Requirement: Reproduce the records below line for line, changing nothing in any of them.
─── The records ───
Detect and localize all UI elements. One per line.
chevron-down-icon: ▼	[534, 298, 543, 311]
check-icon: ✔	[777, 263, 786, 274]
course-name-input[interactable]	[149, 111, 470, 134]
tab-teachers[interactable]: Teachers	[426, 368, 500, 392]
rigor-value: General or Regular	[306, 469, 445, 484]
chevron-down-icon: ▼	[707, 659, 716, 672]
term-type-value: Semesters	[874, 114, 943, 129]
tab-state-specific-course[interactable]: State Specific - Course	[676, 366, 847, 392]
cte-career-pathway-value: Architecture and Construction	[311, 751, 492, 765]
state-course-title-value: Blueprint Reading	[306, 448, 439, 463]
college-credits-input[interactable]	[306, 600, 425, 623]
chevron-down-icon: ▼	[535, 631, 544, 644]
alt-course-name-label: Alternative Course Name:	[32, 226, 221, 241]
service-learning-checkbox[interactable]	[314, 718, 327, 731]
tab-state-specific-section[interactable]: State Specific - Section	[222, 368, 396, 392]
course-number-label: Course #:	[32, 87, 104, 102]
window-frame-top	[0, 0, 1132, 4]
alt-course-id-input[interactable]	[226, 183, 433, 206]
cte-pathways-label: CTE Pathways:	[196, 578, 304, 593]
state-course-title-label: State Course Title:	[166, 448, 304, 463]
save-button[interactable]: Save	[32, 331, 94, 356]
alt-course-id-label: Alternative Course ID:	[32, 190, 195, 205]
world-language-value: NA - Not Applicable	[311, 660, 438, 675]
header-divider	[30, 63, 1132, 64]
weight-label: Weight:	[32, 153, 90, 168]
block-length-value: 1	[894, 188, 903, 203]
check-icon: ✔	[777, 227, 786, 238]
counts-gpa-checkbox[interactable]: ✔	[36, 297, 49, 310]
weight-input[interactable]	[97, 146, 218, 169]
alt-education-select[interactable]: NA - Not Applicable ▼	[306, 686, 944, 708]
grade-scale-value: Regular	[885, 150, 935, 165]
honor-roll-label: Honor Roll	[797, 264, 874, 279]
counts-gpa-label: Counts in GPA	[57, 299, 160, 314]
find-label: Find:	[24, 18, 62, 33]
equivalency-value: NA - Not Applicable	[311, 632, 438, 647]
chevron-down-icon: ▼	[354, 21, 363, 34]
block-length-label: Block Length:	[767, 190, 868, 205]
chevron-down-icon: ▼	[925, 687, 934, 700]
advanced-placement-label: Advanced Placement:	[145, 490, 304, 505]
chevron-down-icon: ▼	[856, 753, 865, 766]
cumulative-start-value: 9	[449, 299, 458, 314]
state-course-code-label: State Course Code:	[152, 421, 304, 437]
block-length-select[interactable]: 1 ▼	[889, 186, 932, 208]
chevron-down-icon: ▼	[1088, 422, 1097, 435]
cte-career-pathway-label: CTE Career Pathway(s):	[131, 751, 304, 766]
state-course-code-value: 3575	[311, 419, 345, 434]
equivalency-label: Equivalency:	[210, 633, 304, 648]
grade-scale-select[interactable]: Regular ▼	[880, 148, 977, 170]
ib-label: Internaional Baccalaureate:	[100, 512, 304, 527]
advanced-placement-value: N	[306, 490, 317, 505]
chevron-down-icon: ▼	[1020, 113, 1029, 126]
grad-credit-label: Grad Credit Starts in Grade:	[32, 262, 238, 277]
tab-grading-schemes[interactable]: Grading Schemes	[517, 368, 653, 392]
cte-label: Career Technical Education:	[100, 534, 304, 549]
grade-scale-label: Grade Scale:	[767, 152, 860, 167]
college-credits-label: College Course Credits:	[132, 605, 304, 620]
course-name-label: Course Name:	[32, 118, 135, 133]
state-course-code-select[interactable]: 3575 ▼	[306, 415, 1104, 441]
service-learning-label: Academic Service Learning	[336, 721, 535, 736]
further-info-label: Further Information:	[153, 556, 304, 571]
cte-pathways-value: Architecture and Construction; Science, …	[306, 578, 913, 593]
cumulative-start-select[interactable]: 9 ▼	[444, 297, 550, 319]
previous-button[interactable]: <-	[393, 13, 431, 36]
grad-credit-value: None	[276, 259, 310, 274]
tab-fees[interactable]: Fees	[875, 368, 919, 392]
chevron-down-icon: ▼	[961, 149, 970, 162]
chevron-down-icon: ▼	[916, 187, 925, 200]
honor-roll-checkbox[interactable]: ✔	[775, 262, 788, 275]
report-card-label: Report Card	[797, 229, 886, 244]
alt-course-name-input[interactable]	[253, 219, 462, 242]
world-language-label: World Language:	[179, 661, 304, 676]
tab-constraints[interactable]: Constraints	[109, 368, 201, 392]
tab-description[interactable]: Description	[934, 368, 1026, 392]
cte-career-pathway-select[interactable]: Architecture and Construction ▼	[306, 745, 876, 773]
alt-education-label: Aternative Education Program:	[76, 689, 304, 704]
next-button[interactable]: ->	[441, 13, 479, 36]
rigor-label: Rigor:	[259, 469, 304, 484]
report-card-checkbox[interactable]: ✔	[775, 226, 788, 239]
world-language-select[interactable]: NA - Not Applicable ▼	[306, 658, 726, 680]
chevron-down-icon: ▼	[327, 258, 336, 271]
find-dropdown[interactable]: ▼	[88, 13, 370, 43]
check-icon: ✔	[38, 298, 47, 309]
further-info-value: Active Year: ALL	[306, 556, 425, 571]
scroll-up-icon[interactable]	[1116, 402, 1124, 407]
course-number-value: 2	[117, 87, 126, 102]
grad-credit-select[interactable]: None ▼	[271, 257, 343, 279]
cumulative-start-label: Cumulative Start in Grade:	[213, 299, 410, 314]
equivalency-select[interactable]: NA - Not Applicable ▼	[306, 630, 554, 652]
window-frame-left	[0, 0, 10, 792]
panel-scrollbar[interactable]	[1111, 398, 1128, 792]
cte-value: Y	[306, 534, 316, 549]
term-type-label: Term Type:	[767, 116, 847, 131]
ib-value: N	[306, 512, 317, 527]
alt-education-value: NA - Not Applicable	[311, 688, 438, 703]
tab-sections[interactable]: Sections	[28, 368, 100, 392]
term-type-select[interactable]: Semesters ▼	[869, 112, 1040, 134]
───
Right answer:
Detect and localize all UI elements. One per line.
chevron-down-icon: ▼	[534, 298, 543, 311]
check-icon: ✔	[777, 263, 786, 274]
course-name-input[interactable]	[149, 111, 470, 134]
tab-teachers[interactable]: Teachers	[426, 368, 500, 392]
rigor-value: General or Regular	[306, 469, 445, 484]
chevron-down-icon: ▼	[707, 659, 716, 672]
term-type-value: Semesters	[874, 114, 943, 129]
tab-state-specific-course[interactable]: State Specific - Course	[676, 366, 847, 392]
cte-career-pathway-value: Architecture and Construction	[311, 751, 492, 765]
state-course-title-value: Blueprint Reading	[306, 448, 439, 463]
college-credits-input[interactable]	[306, 600, 425, 623]
chevron-down-icon: ▼	[535, 631, 544, 644]
alt-course-name-label: Alternative Course Name:	[32, 226, 221, 241]
service-learning-checkbox[interactable]	[314, 718, 327, 731]
tab-state-specific-section[interactable]: State Specific - Section	[222, 368, 396, 392]
course-number-label: Course #:	[32, 87, 104, 102]
window-frame-top	[0, 0, 1132, 4]
alt-course-id-input[interactable]	[226, 183, 433, 206]
cte-pathways-label: CTE Pathways:	[196, 578, 304, 593]
state-course-title-label: State Course Title:	[166, 448, 304, 463]
save-button[interactable]: Save	[32, 331, 94, 356]
alt-course-id-label: Alternative Course ID:	[32, 190, 195, 205]
world-language-value: NA - Not Applicable	[311, 660, 438, 675]
header-divider	[30, 63, 1132, 64]
weight-label: Weight:	[32, 153, 90, 168]
block-length-value: 1	[894, 188, 903, 203]
check-icon: ✔	[777, 227, 786, 238]
counts-gpa-checkbox[interactable]: ✔	[36, 297, 49, 310]
weight-input[interactable]	[97, 146, 218, 169]
alt-education-select[interactable]: NA - Not Applicable ▼	[306, 686, 944, 708]
grade-scale-value: Regular	[885, 150, 935, 165]
honor-roll-label: Honor Roll	[797, 264, 874, 279]
counts-gpa-label: Counts in GPA	[57, 299, 160, 314]
find-label: Find:	[24, 18, 62, 33]
equivalency-value: NA - Not Applicable	[311, 632, 438, 647]
chevron-down-icon: ▼	[354, 21, 363, 34]
block-length-label: Block Length:	[767, 190, 868, 205]
chevron-down-icon: ▼	[925, 687, 934, 700]
advanced-placement-label: Advanced Placement:	[145, 490, 304, 505]
chevron-down-icon: ▼	[856, 753, 865, 766]
cumulative-start-value: 9	[449, 299, 458, 314]
state-course-code-label: State Course Code:	[152, 421, 304, 437]
block-length-select[interactable]: 1 ▼	[889, 186, 932, 208]
chevron-down-icon: ▼	[1088, 422, 1097, 435]
cte-career-pathway-label: CTE Career Pathway(s):	[131, 751, 304, 766]
state-course-code-value: 3575	[311, 419, 345, 434]
equivalency-label: Equivalency:	[210, 633, 304, 648]
grade-scale-select[interactable]: Regular ▼	[880, 148, 977, 170]
ib-label: Internaional Baccalaureate:	[100, 512, 304, 527]
advanced-placement-value: N	[306, 490, 317, 505]
chevron-down-icon: ▼	[1020, 113, 1029, 126]
grad-credit-label: Grad Credit Starts in Grade:	[32, 262, 238, 277]
tab-grading-schemes[interactable]: Grading Schemes	[517, 368, 653, 392]
cte-label: Career Technical Education:	[100, 534, 304, 549]
grade-scale-label: Grade Scale:	[767, 152, 860, 167]
college-credits-label: College Course Credits:	[132, 605, 304, 620]
course-name-label: Course Name:	[32, 118, 135, 133]
state-course-code-select[interactable]: 3575 ▼	[306, 415, 1104, 441]
service-learning-label: Academic Service Learning	[336, 721, 535, 736]
further-info-label: Further Information:	[153, 556, 304, 571]
cte-pathways-value: Architecture and Construction; Science, …	[306, 578, 913, 593]
cumulative-start-select[interactable]: 9 ▼	[444, 297, 550, 319]
previous-button[interactable]: <-	[393, 13, 431, 36]
grad-credit-value: None	[276, 259, 310, 274]
tab-fees[interactable]: Fees	[875, 368, 919, 392]
chevron-down-icon: ▼	[961, 149, 970, 162]
chevron-down-icon: ▼	[916, 187, 925, 200]
honor-roll-checkbox[interactable]: ✔	[775, 262, 788, 275]
report-card-label: Report Card	[797, 229, 886, 244]
alt-course-name-input[interactable]	[253, 219, 462, 242]
world-language-label: World Language:	[179, 661, 304, 676]
tab-constraints[interactable]: Constraints	[109, 368, 201, 392]
tab-description[interactable]: Description	[934, 368, 1026, 392]
cte-career-pathway-select[interactable]: Architecture and Construction ▼	[306, 745, 876, 773]
alt-education-label: Aternative Education Program:	[76, 689, 304, 704]
next-button[interactable]: ->	[441, 13, 479, 36]
rigor-label: Rigor:	[259, 469, 304, 484]
report-card-checkbox[interactable]: ✔	[775, 226, 788, 239]
world-language-select[interactable]: NA - Not Applicable ▼	[306, 658, 726, 680]
chevron-down-icon: ▼	[327, 258, 336, 271]
find-dropdown[interactable]: ▼	[88, 13, 370, 43]
check-icon: ✔	[38, 298, 47, 309]
further-info-value: Active Year: ALL	[306, 556, 425, 571]
scroll-up-icon[interactable]	[1116, 402, 1124, 407]
course-number-value: 2	[117, 87, 126, 102]
grad-credit-select[interactable]: None ▼	[271, 257, 343, 279]
cumulative-start-label: Cumulative Start in Grade:	[213, 299, 410, 314]
equivalency-select[interactable]: NA - Not Applicable ▼	[306, 630, 554, 652]
window-frame-left	[0, 0, 10, 792]
panel-scrollbar[interactable]	[1111, 398, 1128, 792]
cte-value: Y	[306, 534, 316, 549]
term-type-label: Term Type:	[767, 116, 847, 131]
ib-value: N	[306, 512, 317, 527]
alt-education-value: NA - Not Applicable	[311, 688, 438, 703]
tab-sections[interactable]: Sections	[28, 368, 100, 392]
term-type-select[interactable]: Semesters ▼	[869, 112, 1040, 134]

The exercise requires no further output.